§ **TO DO**:
Please reproduce, word for word, the passage of the thank-you article below starting at "Here we offer" and ending at "gimmick is disingenuous.".

§ **DOCUMENT**:
BEGIN
The Art of ‘Thank You’

Whether you’re thanking a friend, family member, treasured client or colleague, it’s important that you do it right.  In a recent article entitled “4 Rules for an Effective ‘Thank You’” author Harvey Mackay laments, “If only more people held onto gratitude the way they hold a grudge!”

Acknowledging that many have touched your life for good is a healthy exercise that will leave you open to even more good things.  Microsoft Business author Joanna Krotz even argues that regularly thanking associates with give you a competitive advantage.  She explains, “Today, extending old-time courtesies helps you stand out. Yes, boys and girls, saying “thank you” has become a competitive advantage. So few people express appreciation — a Lenox etiquette poll found that nearly five out of every 10 people don’t always say thanks — that remembering to do so is a sales point of difference. It also goes a long way toward forging the relationships that can turn into opportunities.”

Here we offer 5 tips in creating a memorable ‘thank you’:

  1. Be genuine.  Krotz suggests you be warm and personal while Mackay encourages sincerity above all else.  Most importantly, when sending notes of thanks to business associates, it’s important that you do so without following it with a request.  Turning a thank-you card into a promotion gimmick is disingenuous.
END
§ **DATASET EXTRACT**:
BEGIN
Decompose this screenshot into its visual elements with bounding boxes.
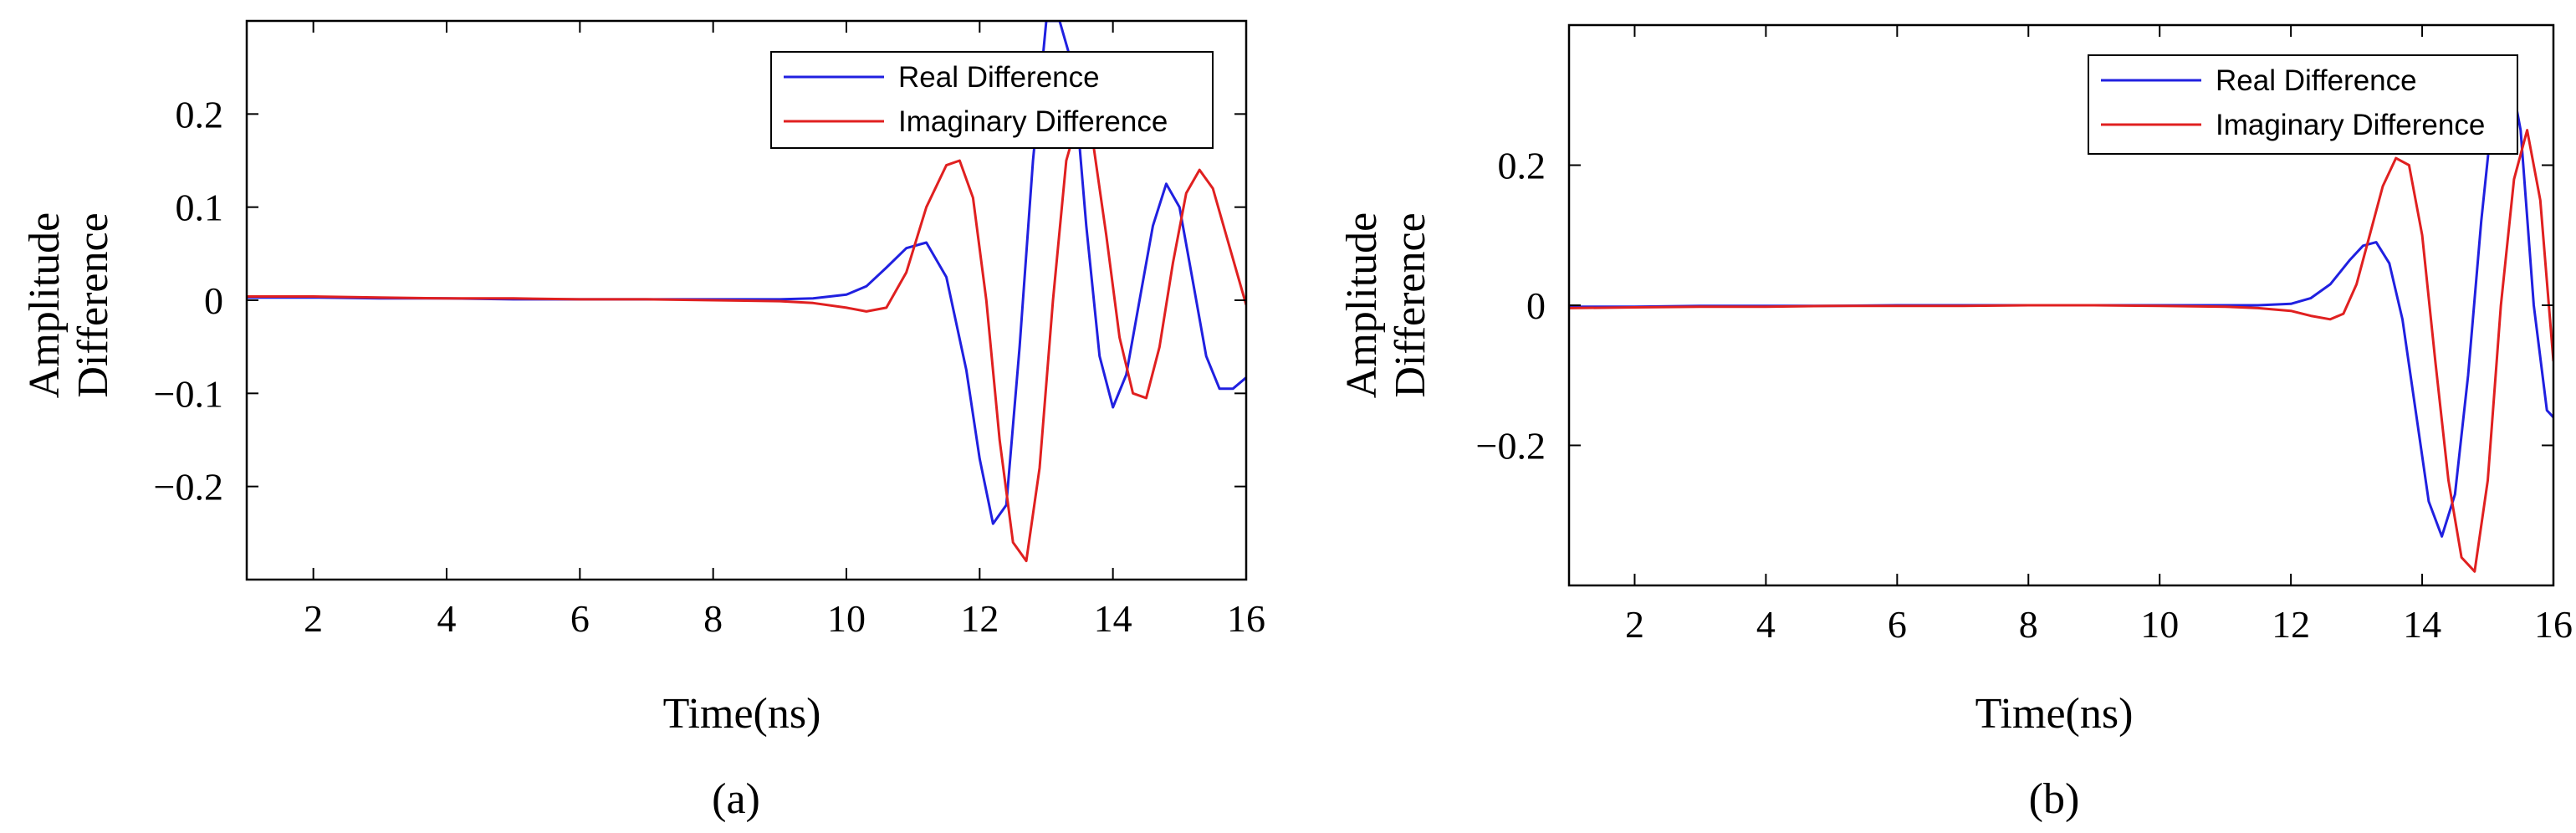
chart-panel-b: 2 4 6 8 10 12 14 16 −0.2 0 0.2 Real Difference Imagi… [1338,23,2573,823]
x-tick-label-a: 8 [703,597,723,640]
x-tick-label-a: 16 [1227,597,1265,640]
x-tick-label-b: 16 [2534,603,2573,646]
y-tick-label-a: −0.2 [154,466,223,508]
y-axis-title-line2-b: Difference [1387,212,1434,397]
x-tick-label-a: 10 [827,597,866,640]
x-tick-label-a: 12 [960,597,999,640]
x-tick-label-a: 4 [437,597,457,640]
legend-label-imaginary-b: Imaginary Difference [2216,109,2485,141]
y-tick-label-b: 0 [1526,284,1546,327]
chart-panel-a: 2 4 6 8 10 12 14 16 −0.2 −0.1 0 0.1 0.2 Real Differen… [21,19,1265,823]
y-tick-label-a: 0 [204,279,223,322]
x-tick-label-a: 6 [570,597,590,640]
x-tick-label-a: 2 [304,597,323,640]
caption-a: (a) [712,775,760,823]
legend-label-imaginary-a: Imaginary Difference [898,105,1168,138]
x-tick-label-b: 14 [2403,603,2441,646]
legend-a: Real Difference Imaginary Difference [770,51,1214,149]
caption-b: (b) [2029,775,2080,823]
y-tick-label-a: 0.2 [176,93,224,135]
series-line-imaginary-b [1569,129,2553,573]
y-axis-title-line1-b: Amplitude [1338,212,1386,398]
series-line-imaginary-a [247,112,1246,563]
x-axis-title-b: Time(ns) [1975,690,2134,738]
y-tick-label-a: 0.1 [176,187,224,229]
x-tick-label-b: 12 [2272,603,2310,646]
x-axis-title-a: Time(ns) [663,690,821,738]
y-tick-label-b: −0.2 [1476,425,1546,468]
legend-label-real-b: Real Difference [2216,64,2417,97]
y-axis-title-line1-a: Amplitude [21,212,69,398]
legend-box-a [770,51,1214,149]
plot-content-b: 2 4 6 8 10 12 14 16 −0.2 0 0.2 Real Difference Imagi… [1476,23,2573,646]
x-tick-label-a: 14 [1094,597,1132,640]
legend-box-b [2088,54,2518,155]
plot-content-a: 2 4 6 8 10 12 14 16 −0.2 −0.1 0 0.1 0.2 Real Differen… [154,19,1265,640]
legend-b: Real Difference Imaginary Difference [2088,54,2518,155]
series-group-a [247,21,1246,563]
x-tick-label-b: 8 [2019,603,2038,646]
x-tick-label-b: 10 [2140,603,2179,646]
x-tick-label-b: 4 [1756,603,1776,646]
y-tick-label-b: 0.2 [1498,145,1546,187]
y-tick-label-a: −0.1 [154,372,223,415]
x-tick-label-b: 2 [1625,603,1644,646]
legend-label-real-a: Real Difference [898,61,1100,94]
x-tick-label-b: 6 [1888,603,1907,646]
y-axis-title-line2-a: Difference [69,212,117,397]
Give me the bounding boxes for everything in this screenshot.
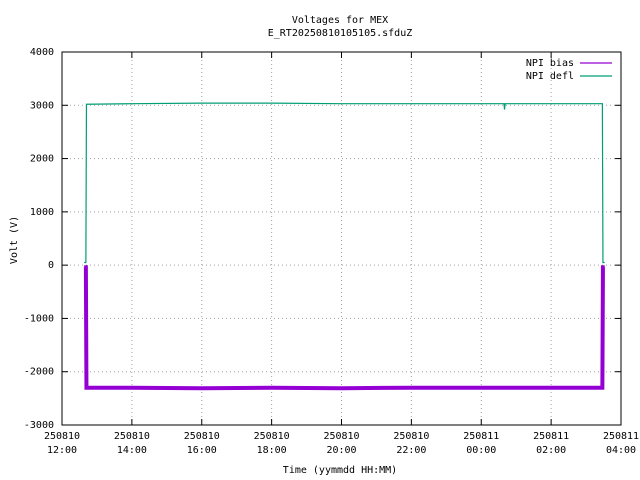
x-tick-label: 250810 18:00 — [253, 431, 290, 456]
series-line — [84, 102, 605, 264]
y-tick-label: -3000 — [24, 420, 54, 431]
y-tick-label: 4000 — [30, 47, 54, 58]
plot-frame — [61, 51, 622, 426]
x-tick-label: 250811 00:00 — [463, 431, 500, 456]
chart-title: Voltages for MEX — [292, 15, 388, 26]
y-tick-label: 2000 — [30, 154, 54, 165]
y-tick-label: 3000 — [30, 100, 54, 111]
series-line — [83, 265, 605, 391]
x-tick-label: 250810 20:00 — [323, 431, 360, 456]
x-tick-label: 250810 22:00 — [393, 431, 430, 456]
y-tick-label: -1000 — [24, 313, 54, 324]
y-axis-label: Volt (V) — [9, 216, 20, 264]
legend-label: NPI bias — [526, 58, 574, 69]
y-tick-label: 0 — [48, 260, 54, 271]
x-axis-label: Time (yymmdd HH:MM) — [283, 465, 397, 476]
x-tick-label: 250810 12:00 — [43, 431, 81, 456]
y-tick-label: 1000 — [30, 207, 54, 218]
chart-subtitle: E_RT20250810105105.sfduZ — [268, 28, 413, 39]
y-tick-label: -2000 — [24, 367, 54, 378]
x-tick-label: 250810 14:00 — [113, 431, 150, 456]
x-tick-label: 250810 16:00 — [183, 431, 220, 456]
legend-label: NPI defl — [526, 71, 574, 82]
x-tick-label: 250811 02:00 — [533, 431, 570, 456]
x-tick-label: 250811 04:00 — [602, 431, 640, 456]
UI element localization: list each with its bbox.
END
BEGIN
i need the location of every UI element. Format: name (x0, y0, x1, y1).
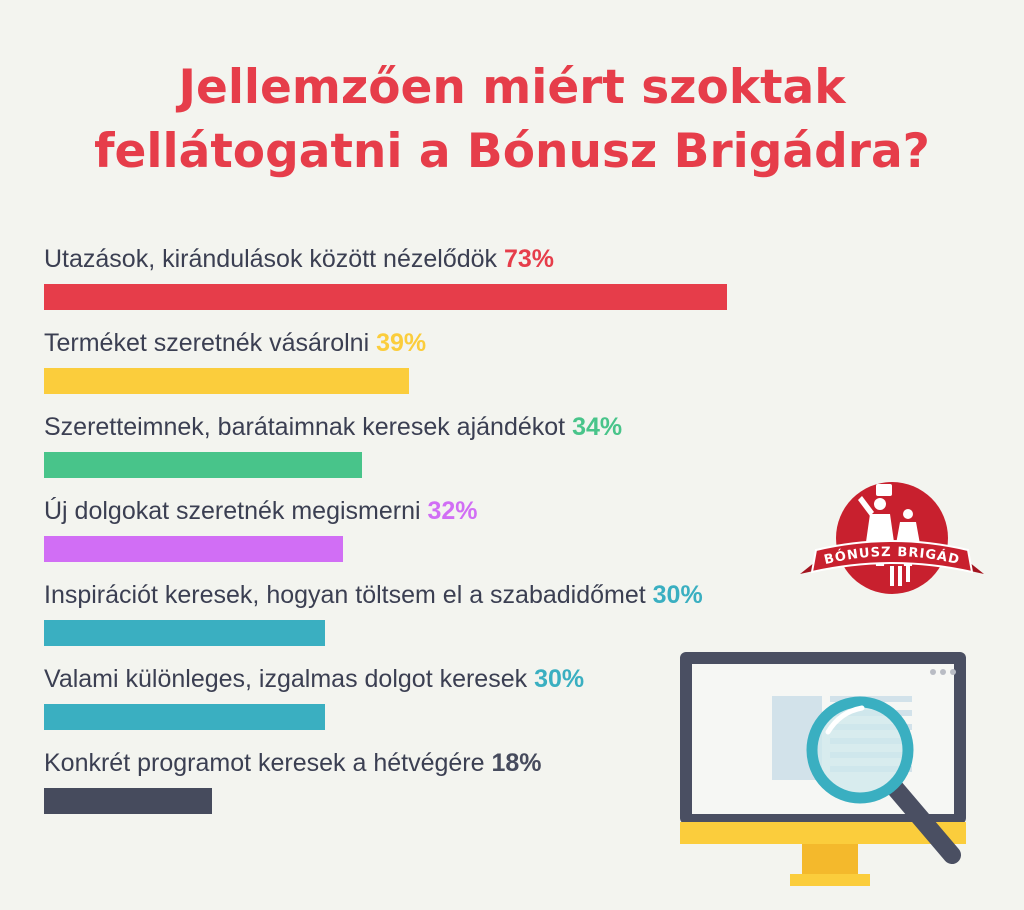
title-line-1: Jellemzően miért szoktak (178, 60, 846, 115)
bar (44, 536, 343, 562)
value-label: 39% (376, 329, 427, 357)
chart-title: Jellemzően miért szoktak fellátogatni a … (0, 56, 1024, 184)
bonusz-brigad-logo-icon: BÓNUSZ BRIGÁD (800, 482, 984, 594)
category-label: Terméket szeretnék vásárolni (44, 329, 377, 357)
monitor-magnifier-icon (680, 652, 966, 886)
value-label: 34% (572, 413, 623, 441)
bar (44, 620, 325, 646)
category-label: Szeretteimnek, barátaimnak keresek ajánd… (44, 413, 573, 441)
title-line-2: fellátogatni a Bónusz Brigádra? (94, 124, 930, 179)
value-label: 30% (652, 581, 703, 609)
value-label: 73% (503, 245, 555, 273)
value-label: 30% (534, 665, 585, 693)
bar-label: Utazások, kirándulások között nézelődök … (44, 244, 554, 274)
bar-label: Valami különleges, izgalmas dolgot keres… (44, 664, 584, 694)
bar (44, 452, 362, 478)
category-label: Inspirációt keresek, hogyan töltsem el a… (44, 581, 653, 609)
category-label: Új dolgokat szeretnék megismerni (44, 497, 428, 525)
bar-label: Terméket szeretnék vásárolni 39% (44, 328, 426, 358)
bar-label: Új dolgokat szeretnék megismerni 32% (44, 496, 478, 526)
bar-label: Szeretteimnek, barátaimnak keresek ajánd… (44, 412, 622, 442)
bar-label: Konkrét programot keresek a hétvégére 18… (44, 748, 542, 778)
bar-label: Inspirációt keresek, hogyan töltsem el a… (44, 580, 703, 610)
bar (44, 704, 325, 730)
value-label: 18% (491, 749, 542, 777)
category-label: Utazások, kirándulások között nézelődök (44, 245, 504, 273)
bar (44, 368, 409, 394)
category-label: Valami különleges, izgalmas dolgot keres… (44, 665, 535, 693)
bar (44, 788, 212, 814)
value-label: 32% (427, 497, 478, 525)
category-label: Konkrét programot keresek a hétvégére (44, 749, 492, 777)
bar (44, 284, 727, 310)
END
§ **SOLUTION FOR THIS EXERCISE**:
Here we offer 5 tips in creating a memorable ‘thank you’:

  1. Be genuine.  Krotz suggests you be warm and personal while Mackay encourages sincerity above all else.  Most importantly, when sending notes of thanks to business associates, it’s important that you do so without following it with a request.  Turning a thank-you card into a promotion gimmick is disingenuous.